Text section:

--- begin ---

Entry
Datastructure: Tree: Binary: Print: Upright: How print binary tree with strings different lengths?
Feb 5th, 2005 12:22
Knud van Eeden,
----------------------------------------------------------------------
--- Knud van Eeden --- 27 October 2003 - 02:40 am --------------------
Datastructure: Tree: Binary: Print: Upright: How print binary tree
with strings different lengths?
---
Two situations:
1. Printing the tree sideways
2. Printing the tree upright
---
---
If printing the tree sideways, the length of the strings has usually
not
to be taken in account.
But it will in general be more difficult to see the structure of the
tree.
---
---
If printing the tree upright:
The resulting tree will in the simplest case be printed inside a
rectangle with as sides:
1. sum of the total length of all strings
2. the depth
---
---
The simplest case is when all nodes are single characters.
e.g. '3 + 4 * 5'
*
|
+----+--+
| |
+ 5
|
+--+--+
| |
3 4
---
The simplest case of printing the binary tree is again here
printing the tree sideways, because as each string in each
node gets a whole row for itself, it can be printed on
that line without overwriting or interfering with other
strings.
For example:
Given the binary tree 'red + black * blue' becomes
printed sideways:
red
*
black
+
blue
---
---
Now printing the binary tree upright.
---
If general if you print a tree upright, it will be put in a rectangle
with side lengths:
-horizontally node max
and
-vertically depth max
---
---------------> node max
| +--+--+--+--+--+
| | | | | | |
| +--+--+--+--+--+
| | | | | | |
| +--+--+--+--+--+
| | | | | | |
| +--+--+--+--+--+
| | | | | | |
| +--+--+--+--+--+
| | | | | | |
| +--+--+--+--+--+
| | | | | | |
| +--+--+--+--+--+
| | | | | | |
| +--+--+--+--+--+
| | | | | | |
v +--+--+--+--+--+
depth max
---
This because each depth gets exactly 1 row assigned.
and also
each node gets exactly 1 column assigned.
---
So here you have totally
nodemax times a breadth of 1 character, or thus a horizontal side of
nodemax
and
depthmax times 1, or thus a vertical side of depthmax
---
Note:
So here the scalefactor for depthmax in the above is thus equal to
1, so here is chosen for the simplest possible case, that is
no scaling at all (you could otherwise arbitrarily also choose a
scalefactor of 2, 3, ..., 3.14, ... and so on).
---
Thus in the special case of choosing the binary tree for '3 + 4 * 5',
what will be the total length of the sides of the resulting rectangle?
---
You have totally '3', '+', '4', '*', '5', or thus 5 nodes.
Thus the horizontal side of your rectangle will be 5 times 1, or thus
5.
---
The depth (e.g. after drawing the tree and counting it), is totally 3.
Thus the vertical side of your rectangle will be 3 times 1, or thus 5.
---
Thus you will see your binary tree here drawn in a rectangle with
sides equal to horizontally 5, and vertically 3.

--- end ---

Aim A: Copy the passage of the binary tree printing note between "Thus the horizontal" and "and vertically 3.", inclusive.
Aim B:
Answer these questions from the binary tree printing note:
(i) What two situations for printing the tree does it list?
(ii) In the sideways printing of 'red + black * blue', which string is on the first line?
(iii) How many rows is each depth assigned when the tree is printed upright?

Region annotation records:
--- begin ---

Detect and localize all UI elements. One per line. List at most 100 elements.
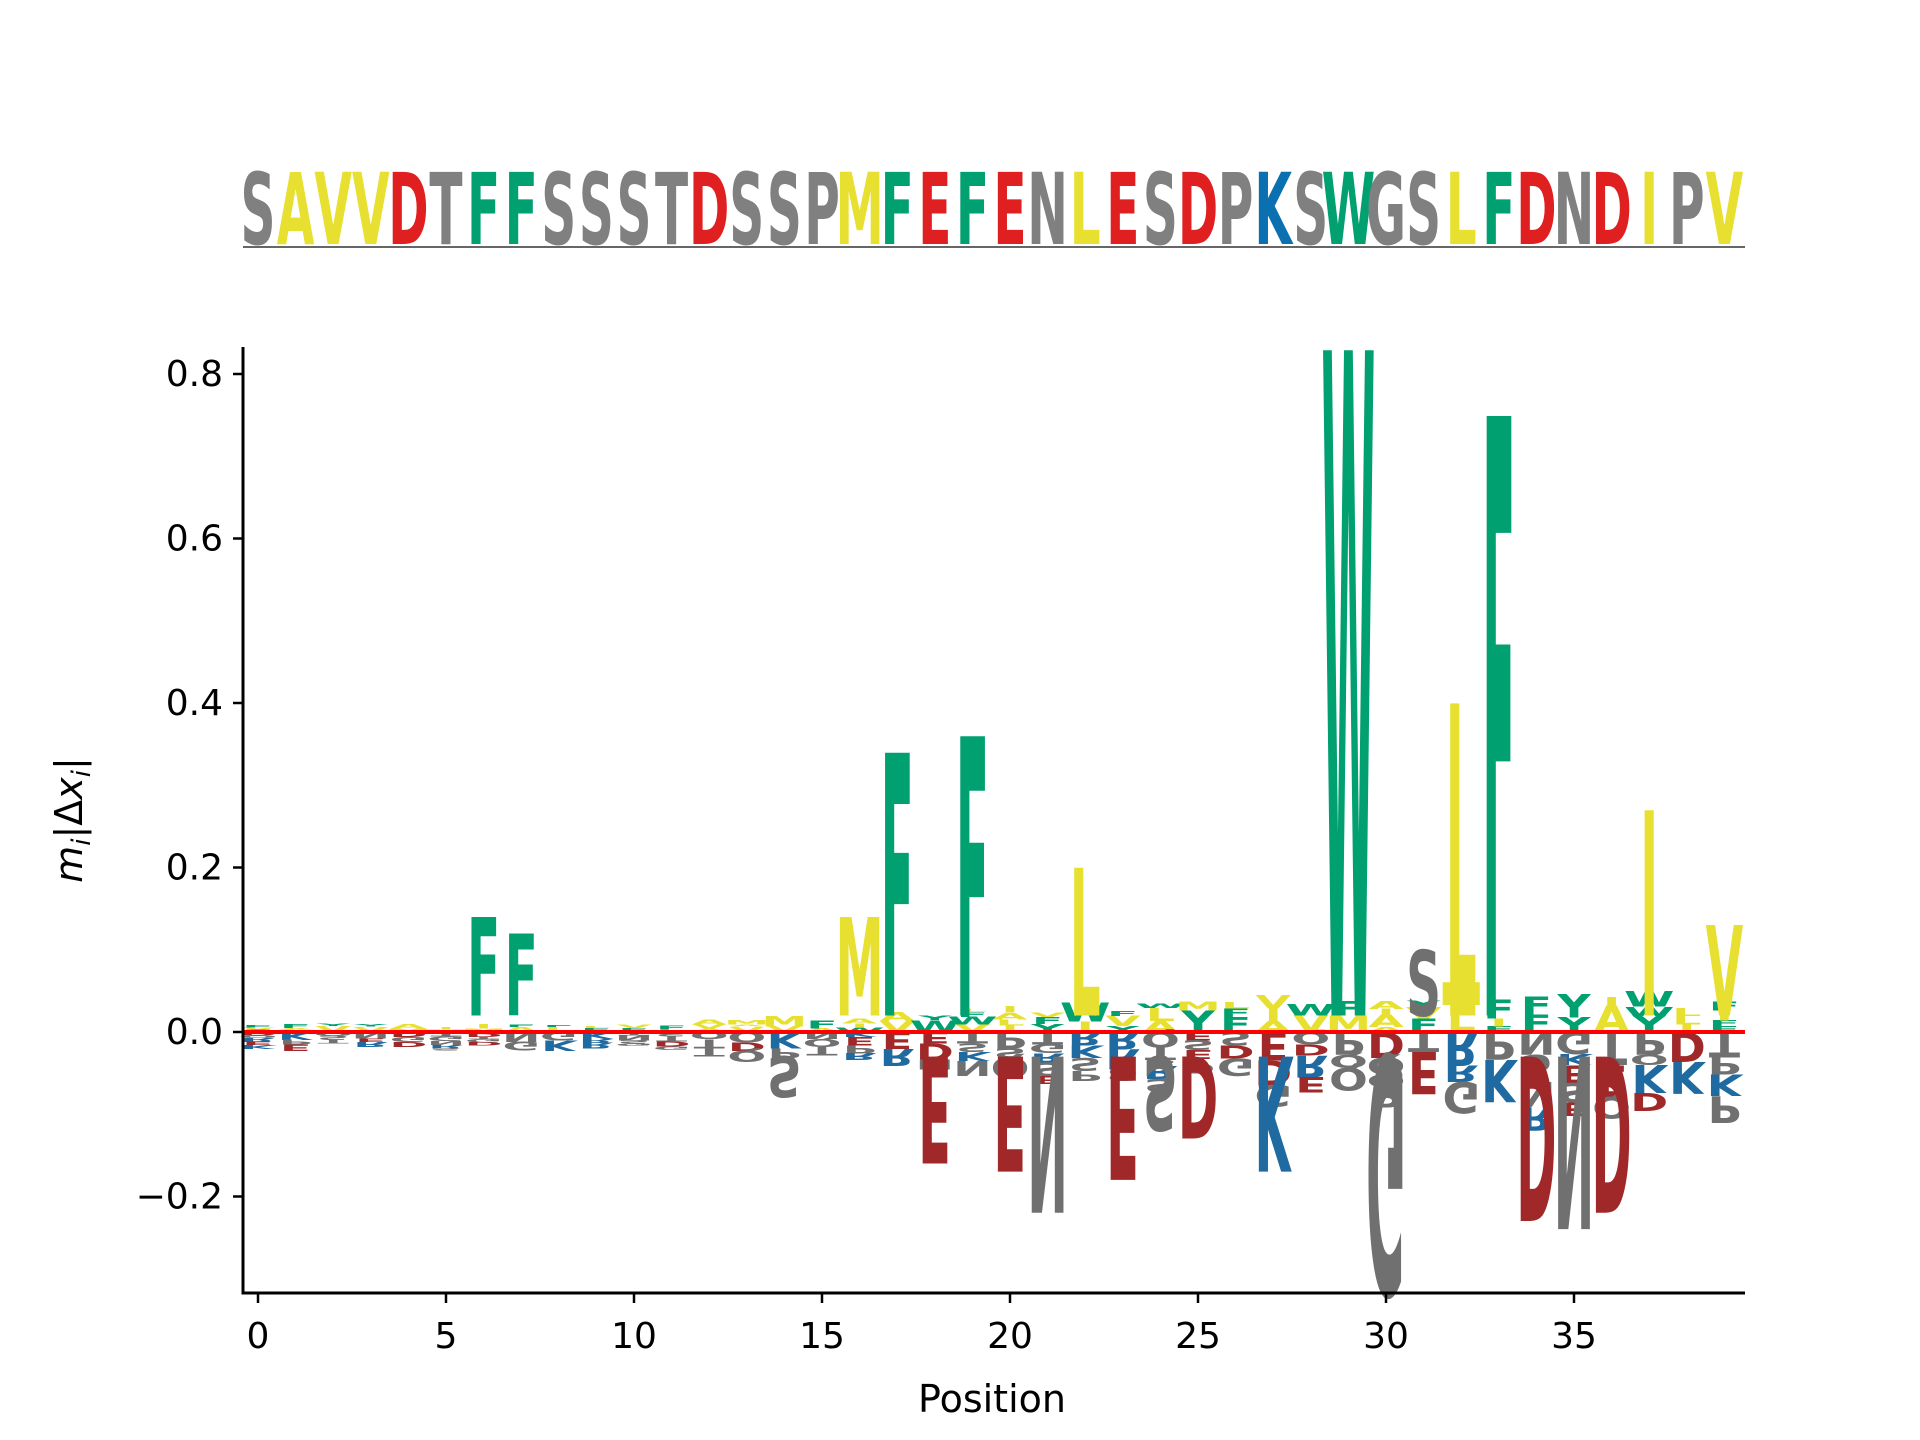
minor-letter-up: Y: [1406, 998, 1442, 1009]
minor-letter-down: E: [1032, 1074, 1063, 1086]
minor-letter-down: S: [994, 1045, 1027, 1061]
logo-letter-E-pos-20: E: [993, 1019, 1026, 1203]
sequence-letter-26: P: [1218, 154, 1254, 268]
logo-letter-N-pos-21: N: [1027, 1006, 1068, 1256]
minor-letter-down: S: [1106, 1066, 1139, 1084]
minor-letter-down: S: [1558, 1077, 1591, 1108]
minor-letter-up: Y: [353, 1023, 388, 1027]
sequence-letter-3: V: [352, 154, 390, 268]
minor-letter-down: S: [1069, 1053, 1102, 1073]
minor-letter-up: V: [316, 1025, 352, 1034]
minor-letter-down: T: [656, 1035, 688, 1043]
minor-letter-up: F: [1709, 1025, 1740, 1034]
sequence-letter-23: E: [1106, 154, 1139, 268]
minor-letter-up: F: [1333, 998, 1364, 1020]
minor-letter-down: N: [953, 1056, 991, 1080]
minor-letter-down: S: [956, 1041, 989, 1055]
minor-letter-down: E: [1408, 1037, 1439, 1105]
minor-letter-down: T: [694, 1046, 726, 1058]
minor-letter-down: K: [955, 1049, 992, 1063]
sequence-letter-36: D: [1591, 154, 1631, 268]
minor-letter-down: D: [1292, 1041, 1330, 1058]
minor-letter-down: G: [1442, 1071, 1480, 1120]
minor-letter-down: D: [465, 1041, 503, 1047]
minor-letter-down: E: [242, 1041, 273, 1046]
reference-sequence: S A V VD T F F S S S T D S S PMF E F E N L E S D P K SWG S L F DND I P V: [241, 154, 1744, 268]
minor-letter-down: K: [842, 1030, 880, 1038]
minor-letter-down: T: [1596, 1021, 1627, 1074]
minor-letter-up: A: [992, 1011, 1028, 1022]
minor-letter-down: T: [806, 1044, 838, 1057]
sequence-letter-22: L: [1070, 154, 1101, 268]
minor-letter-up: M: [724, 1019, 769, 1026]
x-tick-label: 25: [1175, 1316, 1221, 1357]
sequence-letter-27: K: [1254, 154, 1293, 268]
sequence-letter-21: N: [1027, 154, 1068, 268]
dominant-logo-letters: F F MF F L W S L F I VS E E N E S D K G DND: [467, 170, 1743, 1359]
minor-letter-down: D: [1668, 1022, 1706, 1069]
sequence-letter-20: E: [993, 154, 1026, 268]
sequence-letter-11: T: [655, 154, 688, 268]
minor-letter-down: D: [653, 1040, 691, 1048]
minor-letter-down: R: [1143, 1061, 1178, 1081]
minor-letter-up: L: [1672, 1006, 1701, 1018]
logo-letter-F-pos-7: F: [505, 912, 538, 1043]
minor-letter-down: R: [1030, 1050, 1065, 1065]
minor-letter-up: F: [1032, 1015, 1063, 1026]
sequence-letter-28: S: [1293, 154, 1328, 268]
minor-letter-down: P: [279, 1038, 312, 1046]
y-tick-label: −0.2: [136, 1177, 223, 1218]
minor-letter-up: F: [656, 1025, 687, 1031]
minor-letter-down: E: [844, 1034, 875, 1047]
sequence-letter-1: A: [277, 154, 315, 268]
sequence-letter-13: S: [729, 154, 764, 268]
minor-letter-up: V: [729, 1025, 765, 1034]
minor-letter-up: I: [1265, 1006, 1282, 1026]
logo-letter-D-pos-34: D: [1516, 1003, 1556, 1264]
logo-letter-F-pos-17: F: [881, 681, 914, 1101]
minor-letter-down: S: [618, 1039, 651, 1044]
sequence-letter-5: T: [429, 154, 462, 268]
minor-letter-up: F: [1709, 999, 1740, 1014]
minor-letter-up: Y: [1556, 988, 1591, 1025]
logo-letter-W-pos-29: W: [1322, 170, 1376, 1232]
minor-letter-down: P: [1708, 1051, 1741, 1079]
minor-letter-down: K: [1067, 1041, 1104, 1061]
sequence-letter-30: G: [1366, 154, 1406, 268]
y-tick-label: 0.8: [166, 354, 223, 395]
minor-letter-down: R: [579, 1038, 614, 1044]
minor-letter-up: F: [1483, 995, 1514, 1025]
logo-letter-L-pos-32: L: [1446, 618, 1477, 1117]
minor-letter-down: R: [1293, 1048, 1328, 1083]
minor-letter-down: Q: [991, 1051, 1030, 1083]
minor-letter-down: G: [502, 1039, 540, 1054]
minor-letter-down: K: [1669, 1051, 1707, 1103]
minor-letter-down: E: [1258, 1022, 1289, 1067]
minor-letter-up: Y: [315, 1023, 350, 1027]
minor-letter-down: E: [1295, 1072, 1326, 1097]
minor-letter-down: N: [352, 1030, 390, 1041]
minor-letter-up: F: [618, 1028, 649, 1032]
y-tick-label: 0.4: [166, 683, 223, 724]
sequence-letter-16: M: [835, 154, 883, 268]
minor-letter-down: P: [1369, 1081, 1403, 1113]
minor-letter-up: I: [1716, 1008, 1733, 1024]
minor-letter-down: R: [579, 1040, 614, 1049]
minor-letter-up: F: [506, 1023, 537, 1028]
minor-letter-down: Q: [1367, 1052, 1406, 1079]
minor-letter-down: D: [1630, 1087, 1668, 1116]
minor-letter-up: V: [353, 1025, 389, 1034]
minor-letter-up: L: [1221, 1000, 1250, 1010]
minor-letter-down: G: [390, 1035, 428, 1043]
logo-letter-M-pos-16: M: [835, 890, 883, 1047]
logo-letter-K-pos-27: K: [1254, 1019, 1293, 1203]
x-tick-label: 10: [611, 1316, 657, 1357]
minor-letter-down: K: [1707, 1067, 1744, 1101]
sequence-letter-15: P: [804, 154, 840, 268]
minor-letter-up: L: [995, 1018, 1024, 1027]
minor-letter-up: L: [958, 1008, 987, 1014]
y-tick-label: 0.2: [166, 848, 223, 889]
minor-letter-down: R: [428, 1044, 463, 1049]
minor-letter-down: Q: [690, 1030, 729, 1042]
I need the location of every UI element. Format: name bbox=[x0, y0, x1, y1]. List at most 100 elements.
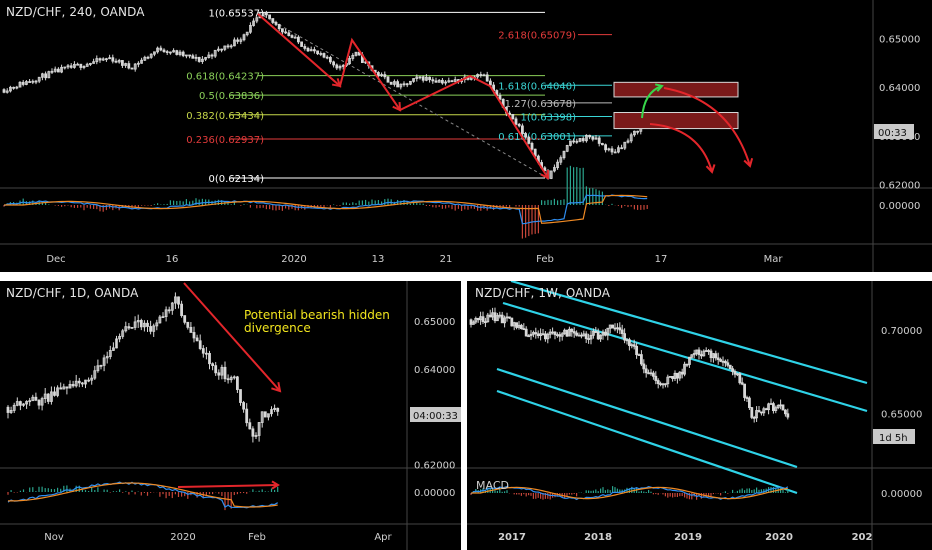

--- end ---

Complete answer A:
Thus the horizontal side of your rectangle will be 5 times 1, or thus
5.
---
The depth (e.g. after drawing the tree and counting it), is totally 3.
Thus the vertical side of your rectangle will be 3 times 1, or thus 5.
---
Thus you will see your binary tree here drawn in a rectangle with
sides equal to horizontally 5, and vertically 3.

Complete answer B:
(i) Printing the tree sideways and printing the tree upright.
(ii) red
(iii) Exactly 1 row.